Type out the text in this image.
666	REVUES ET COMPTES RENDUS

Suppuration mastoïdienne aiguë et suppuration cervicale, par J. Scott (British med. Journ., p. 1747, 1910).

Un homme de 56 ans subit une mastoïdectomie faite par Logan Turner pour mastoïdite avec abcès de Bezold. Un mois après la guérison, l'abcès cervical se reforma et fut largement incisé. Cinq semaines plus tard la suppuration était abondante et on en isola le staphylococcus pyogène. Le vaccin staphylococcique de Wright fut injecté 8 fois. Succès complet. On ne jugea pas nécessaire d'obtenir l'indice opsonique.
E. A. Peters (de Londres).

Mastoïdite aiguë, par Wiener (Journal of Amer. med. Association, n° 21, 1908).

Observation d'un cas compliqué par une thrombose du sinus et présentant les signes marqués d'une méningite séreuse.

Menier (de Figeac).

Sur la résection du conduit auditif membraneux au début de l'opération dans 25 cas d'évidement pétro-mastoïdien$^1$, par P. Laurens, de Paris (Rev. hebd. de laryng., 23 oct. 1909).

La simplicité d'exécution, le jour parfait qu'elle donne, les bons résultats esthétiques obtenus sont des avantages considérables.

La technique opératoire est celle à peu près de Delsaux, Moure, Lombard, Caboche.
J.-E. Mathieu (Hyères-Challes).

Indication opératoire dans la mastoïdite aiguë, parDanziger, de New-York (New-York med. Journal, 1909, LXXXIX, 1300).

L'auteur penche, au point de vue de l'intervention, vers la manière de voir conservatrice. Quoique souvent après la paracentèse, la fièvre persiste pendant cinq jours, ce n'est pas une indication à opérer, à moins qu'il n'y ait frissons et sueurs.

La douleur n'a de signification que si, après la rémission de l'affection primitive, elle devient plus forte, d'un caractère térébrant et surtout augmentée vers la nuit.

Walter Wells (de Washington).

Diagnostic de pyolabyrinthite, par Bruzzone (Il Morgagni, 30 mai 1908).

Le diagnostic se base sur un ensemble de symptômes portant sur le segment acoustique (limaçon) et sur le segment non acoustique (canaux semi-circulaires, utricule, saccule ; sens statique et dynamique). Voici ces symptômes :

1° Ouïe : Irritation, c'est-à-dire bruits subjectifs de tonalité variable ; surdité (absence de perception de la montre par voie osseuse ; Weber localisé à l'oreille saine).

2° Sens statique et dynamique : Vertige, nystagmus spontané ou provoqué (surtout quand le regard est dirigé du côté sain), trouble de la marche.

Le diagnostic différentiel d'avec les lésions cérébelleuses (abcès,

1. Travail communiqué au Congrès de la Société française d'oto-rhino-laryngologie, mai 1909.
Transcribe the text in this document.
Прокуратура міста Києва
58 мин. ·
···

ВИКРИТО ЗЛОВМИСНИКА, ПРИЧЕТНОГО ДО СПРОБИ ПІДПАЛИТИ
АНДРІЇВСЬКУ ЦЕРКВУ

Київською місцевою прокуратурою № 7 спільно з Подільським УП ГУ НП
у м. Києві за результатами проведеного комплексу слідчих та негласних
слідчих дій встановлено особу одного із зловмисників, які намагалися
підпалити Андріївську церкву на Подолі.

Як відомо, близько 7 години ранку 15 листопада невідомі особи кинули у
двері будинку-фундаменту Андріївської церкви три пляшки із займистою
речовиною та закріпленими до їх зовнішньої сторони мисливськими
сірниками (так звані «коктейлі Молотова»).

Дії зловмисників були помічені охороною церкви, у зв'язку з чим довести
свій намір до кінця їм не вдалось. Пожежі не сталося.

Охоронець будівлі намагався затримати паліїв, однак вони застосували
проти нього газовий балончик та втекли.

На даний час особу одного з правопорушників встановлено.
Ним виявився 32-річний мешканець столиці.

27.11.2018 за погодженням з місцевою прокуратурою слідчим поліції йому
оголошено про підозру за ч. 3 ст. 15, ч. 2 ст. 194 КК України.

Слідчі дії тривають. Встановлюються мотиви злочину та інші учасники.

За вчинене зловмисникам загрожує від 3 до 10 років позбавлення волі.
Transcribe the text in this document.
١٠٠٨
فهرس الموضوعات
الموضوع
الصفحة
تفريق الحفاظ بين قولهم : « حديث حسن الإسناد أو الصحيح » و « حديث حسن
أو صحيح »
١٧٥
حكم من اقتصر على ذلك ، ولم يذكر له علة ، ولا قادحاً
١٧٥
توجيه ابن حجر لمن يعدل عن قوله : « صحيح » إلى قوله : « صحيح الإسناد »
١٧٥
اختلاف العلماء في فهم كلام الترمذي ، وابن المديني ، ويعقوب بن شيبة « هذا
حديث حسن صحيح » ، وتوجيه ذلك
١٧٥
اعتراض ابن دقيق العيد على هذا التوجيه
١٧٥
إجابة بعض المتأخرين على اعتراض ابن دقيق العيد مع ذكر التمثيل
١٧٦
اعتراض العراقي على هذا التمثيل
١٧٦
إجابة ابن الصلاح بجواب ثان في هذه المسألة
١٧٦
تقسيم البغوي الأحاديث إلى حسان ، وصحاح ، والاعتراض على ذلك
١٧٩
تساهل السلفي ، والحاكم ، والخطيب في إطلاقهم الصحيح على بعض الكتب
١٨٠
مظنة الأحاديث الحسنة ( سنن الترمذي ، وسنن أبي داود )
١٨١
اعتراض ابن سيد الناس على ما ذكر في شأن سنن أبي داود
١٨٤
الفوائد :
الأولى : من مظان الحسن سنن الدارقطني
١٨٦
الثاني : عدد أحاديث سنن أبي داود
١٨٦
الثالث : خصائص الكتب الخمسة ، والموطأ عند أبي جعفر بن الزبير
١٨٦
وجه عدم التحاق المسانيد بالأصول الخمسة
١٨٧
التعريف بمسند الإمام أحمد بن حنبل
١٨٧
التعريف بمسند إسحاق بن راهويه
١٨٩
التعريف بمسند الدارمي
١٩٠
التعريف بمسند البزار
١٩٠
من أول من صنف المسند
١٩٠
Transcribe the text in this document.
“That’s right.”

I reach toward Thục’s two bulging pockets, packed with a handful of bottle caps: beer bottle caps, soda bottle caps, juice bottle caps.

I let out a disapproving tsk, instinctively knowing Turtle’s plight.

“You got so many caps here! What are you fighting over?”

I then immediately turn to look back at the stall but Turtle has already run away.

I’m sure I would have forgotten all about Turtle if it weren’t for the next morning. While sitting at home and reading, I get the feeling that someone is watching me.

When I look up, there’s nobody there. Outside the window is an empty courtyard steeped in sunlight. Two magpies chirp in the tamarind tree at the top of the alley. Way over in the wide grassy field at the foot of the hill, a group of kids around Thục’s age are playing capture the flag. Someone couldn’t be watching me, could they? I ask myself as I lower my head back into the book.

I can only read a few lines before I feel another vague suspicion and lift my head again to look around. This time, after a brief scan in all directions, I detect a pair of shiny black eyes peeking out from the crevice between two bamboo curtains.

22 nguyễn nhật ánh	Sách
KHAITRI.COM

════════

Aim
All the entries above need to be reproduced exactly.

Exercise result
Type out the text in this image.
666	REVUES ET COMPTES RENDUS

Suppuration mastoïdienne aiguë et suppuration cervicale, par J. Scott (British med. Journ., p. 1747, 1910).

Un homme de 56 ans subit une mastoïdectomie faite par Logan Turner pour mastoïdite avec abcès de Bezold. Un mois après la guérison, l'abcès cervical se reforma et fut largement incisé. Cinq semaines plus tard la suppuration était abondante et on en isola le staphylococcus pyogène. Le vaccin staphylococcique de Wright fut injecté 8 fois. Succès complet. On ne jugea pas nécessaire d'obtenir l'indice opsonique.
E. A. Peters (de Londres).

Mastoïdite aiguë, par Wiener (Journal of Amer. med. Association, n° 21, 1908).

Observation d'un cas compliqué par une thrombose du sinus et présentant les signes marqués d'une méningite séreuse.

Menier (de Figeac).

Sur la résection du conduit auditif membraneux au début de l'opération dans 25 cas d'évidement pétro-mastoïdien$^1$, par P. Laurens, de Paris (Rev. hebd. de laryng., 23 oct. 1909).

La simplicité d'exécution, le jour parfait qu'elle donne, les bons résultats esthétiques obtenus sont des avantages considérables.

La technique opératoire est celle à peu près de Delsaux, Moure, Lombard, Caboche.
J.-E. Mathieu (Hyères-Challes).

Indication opératoire dans la mastoïdite aiguë, parDanziger, de New-York (New-York med. Journal, 1909, LXXXIX, 1300).

L'auteur penche, au point de vue de l'intervention, vers la manière de voir conservatrice. Quoique souvent après la paracentèse, la fièvre persiste pendant cinq jours, ce n'est pas une indication à opérer, à moins qu'il n'y ait frissons et sueurs.

La douleur n'a de signification que si, après la rémission de l'affection primitive, elle devient plus forte, d'un caractère térébrant et surtout augmentée vers la nuit.

Walter Wells (de Washington).

Diagnostic de pyolabyrinthite, par Bruzzone (Il Morgagni, 30 mai 1908).

Le diagnostic se base sur un ensemble de symptômes portant sur le segment acoustique (limaçon) et sur le segment non acoustique (canaux semi-circulaires, utricule, saccule ; sens statique et dynamique). Voici ces symptômes :

1° Ouïe : Irritation, c'est-à-dire bruits subjectifs de tonalité variable ; surdité (absence de perception de la montre par voie osseuse ; Weber localisé à l'oreille saine).

2° Sens statique et dynamique : Vertige, nystagmus spontané ou provoqué (surtout quand le regard est dirigé du côté sain), trouble de la marche.

Le diagnostic différentiel d'avec les lésions cérébelleuses (abcès,

1. Travail communiqué au Congrès de la Société française d'oto-rhino-laryngologie, mai 1909.
Transcribe the text in this document.
Прокуратура міста Києва
58 мин. ·
···

ВИКРИТО ЗЛОВМИСНИКА, ПРИЧЕТНОГО ДО СПРОБИ ПІДПАЛИТИ
АНДРІЇВСЬКУ ЦЕРКВУ

Київською місцевою прокуратурою № 7 спільно з Подільським УП ГУ НП
у м. Києві за результатами проведеного комплексу слідчих та негласних
слідчих дій встановлено особу одного із зловмисників, які намагалися
підпалити Андріївську церкву на Подолі.

Як відомо, близько 7 години ранку 15 листопада невідомі особи кинули у
двері будинку-фундаменту Андріївської церкви три пляшки із займистою
речовиною та закріпленими до їх зовнішньої сторони мисливськими
сірниками (так звані «коктейлі Молотова»).

Дії зловмисників були помічені охороною церкви, у зв'язку з чим довести
свій намір до кінця їм не вдалось. Пожежі не сталося.

Охоронець будівлі намагався затримати паліїв, однак вони застосували
проти нього газовий балончик та втекли.

На даний час особу одного з правопорушників встановлено.
Ним виявився 32-річний мешканець столиці.

27.11.2018 за погодженням з місцевою прокуратурою слідчим поліції йому
оголошено про підозру за ч. 3 ст. 15, ч. 2 ст. 194 КК України.

Слідчі дії тривають. Встановлюються мотиви злочину та інші учасники.

За вчинене зловмисникам загрожує від 3 до 10 років позбавлення волі.
Transcribe the text in this document.
١٠٠٨
فهرس الموضوعات
الموضوع
الصفحة
تفريق الحفاظ بين قولهم : « حديث حسن الإسناد أو الصحيح » و « حديث حسن
أو صحيح »
١٧٥
حكم من اقتصر على ذلك ، ولم يذكر له علة ، ولا قادحاً
١٧٥
توجيه ابن حجر لمن يعدل عن قوله : « صحيح » إلى قوله : « صحيح الإسناد »
١٧٥
اختلاف العلماء في فهم كلام الترمذي ، وابن المديني ، ويعقوب بن شيبة « هذا
حديث حسن صحيح » ، وتوجيه ذلك
١٧٥
اعتراض ابن دقيق العيد على هذا التوجيه
١٧٥
إجابة بعض المتأخرين على اعتراض ابن دقيق العيد مع ذكر التمثيل
١٧٦
اعتراض العراقي على هذا التمثيل
١٧٦
إجابة ابن الصلاح بجواب ثان في هذه المسألة
١٧٦
تقسيم البغوي الأحاديث إلى حسان ، وصحاح ، والاعتراض على ذلك
١٧٩
تساهل السلفي ، والحاكم ، والخطيب في إطلاقهم الصحيح على بعض الكتب
١٨٠
مظنة الأحاديث الحسنة ( سنن الترمذي ، وسنن أبي داود )
١٨١
اعتراض ابن سيد الناس على ما ذكر في شأن سنن أبي داود
١٨٤
الفوائد :
الأولى : من مظان الحسن سنن الدارقطني
١٨٦
الثاني : عدد أحاديث سنن أبي داود
١٨٦
الثالث : خصائص الكتب الخمسة ، والموطأ عند أبي جعفر بن الزبير
١٨٦
وجه عدم التحاق المسانيد بالأصول الخمسة
١٨٧
التعريف بمسند الإمام أحمد بن حنبل
١٨٧
التعريف بمسند إسحاق بن راهويه
١٨٩
التعريف بمسند الدارمي
١٩٠
التعريف بمسند البزار
١٩٠
من أول من صنف المسند
١٩٠
Transcribe the text in this document.
“That’s right.”

I reach toward Thục’s two bulging pockets, packed with a handful of bottle caps: beer bottle caps, soda bottle caps, juice bottle caps.

I let out a disapproving tsk, instinctively knowing Turtle’s plight.

“You got so many caps here! What are you fighting over?”

I then immediately turn to look back at the stall but Turtle has already run away.

I’m sure I would have forgotten all about Turtle if it weren’t for the next morning. While sitting at home and reading, I get the feeling that someone is watching me.

When I look up, there’s nobody there. Outside the window is an empty courtyard steeped in sunlight. Two magpies chirp in the tamarind tree at the top of the alley. Way over in the wide grassy field at the foot of the hill, a group of kids around Thục’s age are playing capture the flag. Someone couldn’t be watching me, could they? I ask myself as I lower my head back into the book.

I can only read a few lines before I feel another vague suspicion and lift my head again to look around. This time, after a brief scan in all directions, I detect a pair of shiny black eyes peeking out from the crevice between two bamboo curtains.

22 nguyễn nhật ánh	Sách
KHAITRI.COM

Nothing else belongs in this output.